> [Directions for this task] Read through the data and report every line in which the word "所谓伊人" occurs.

+ + +

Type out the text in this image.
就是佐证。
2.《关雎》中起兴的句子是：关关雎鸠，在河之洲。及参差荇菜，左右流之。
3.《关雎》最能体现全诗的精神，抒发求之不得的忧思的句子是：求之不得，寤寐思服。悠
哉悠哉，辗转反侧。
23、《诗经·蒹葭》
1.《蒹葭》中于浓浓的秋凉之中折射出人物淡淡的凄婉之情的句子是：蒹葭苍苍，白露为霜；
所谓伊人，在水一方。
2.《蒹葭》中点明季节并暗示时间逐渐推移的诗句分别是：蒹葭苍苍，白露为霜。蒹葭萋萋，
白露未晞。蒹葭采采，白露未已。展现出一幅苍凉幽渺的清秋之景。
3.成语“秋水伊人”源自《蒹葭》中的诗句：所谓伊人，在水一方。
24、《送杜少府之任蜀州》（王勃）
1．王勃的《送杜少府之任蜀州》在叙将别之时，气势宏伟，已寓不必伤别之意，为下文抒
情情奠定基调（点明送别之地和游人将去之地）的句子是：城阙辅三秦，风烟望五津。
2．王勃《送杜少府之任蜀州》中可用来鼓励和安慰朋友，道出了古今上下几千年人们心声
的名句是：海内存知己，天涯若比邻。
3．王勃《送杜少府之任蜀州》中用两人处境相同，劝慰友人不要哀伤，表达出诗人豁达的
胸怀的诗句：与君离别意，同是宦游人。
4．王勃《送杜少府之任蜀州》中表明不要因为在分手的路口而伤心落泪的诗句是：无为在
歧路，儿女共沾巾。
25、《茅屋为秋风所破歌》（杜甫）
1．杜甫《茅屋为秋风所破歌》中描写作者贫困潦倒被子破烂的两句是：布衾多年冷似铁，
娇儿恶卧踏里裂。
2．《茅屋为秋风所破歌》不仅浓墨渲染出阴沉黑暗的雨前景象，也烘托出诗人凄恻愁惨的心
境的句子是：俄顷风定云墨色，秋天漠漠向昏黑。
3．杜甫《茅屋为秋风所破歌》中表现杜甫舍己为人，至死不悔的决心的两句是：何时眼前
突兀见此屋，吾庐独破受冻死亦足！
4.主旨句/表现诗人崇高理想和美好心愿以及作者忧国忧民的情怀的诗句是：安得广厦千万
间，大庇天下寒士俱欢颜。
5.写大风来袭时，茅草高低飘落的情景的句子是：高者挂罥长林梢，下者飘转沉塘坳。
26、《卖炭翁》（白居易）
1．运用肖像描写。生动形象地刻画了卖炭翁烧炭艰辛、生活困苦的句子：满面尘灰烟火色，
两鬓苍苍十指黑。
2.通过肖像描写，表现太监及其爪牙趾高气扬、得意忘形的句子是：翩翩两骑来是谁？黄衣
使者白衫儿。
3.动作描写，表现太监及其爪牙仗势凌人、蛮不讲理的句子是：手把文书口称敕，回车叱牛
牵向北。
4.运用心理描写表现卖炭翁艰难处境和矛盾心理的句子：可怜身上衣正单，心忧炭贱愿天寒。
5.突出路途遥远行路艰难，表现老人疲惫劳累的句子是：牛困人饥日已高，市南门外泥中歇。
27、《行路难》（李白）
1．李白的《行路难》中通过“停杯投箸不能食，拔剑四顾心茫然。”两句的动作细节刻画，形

+ + +

> [The completed task]
所谓伊人，在水一方。
3.成语“秋水伊人”源自《蒹葭》中的诗句：所谓伊人，在水一方。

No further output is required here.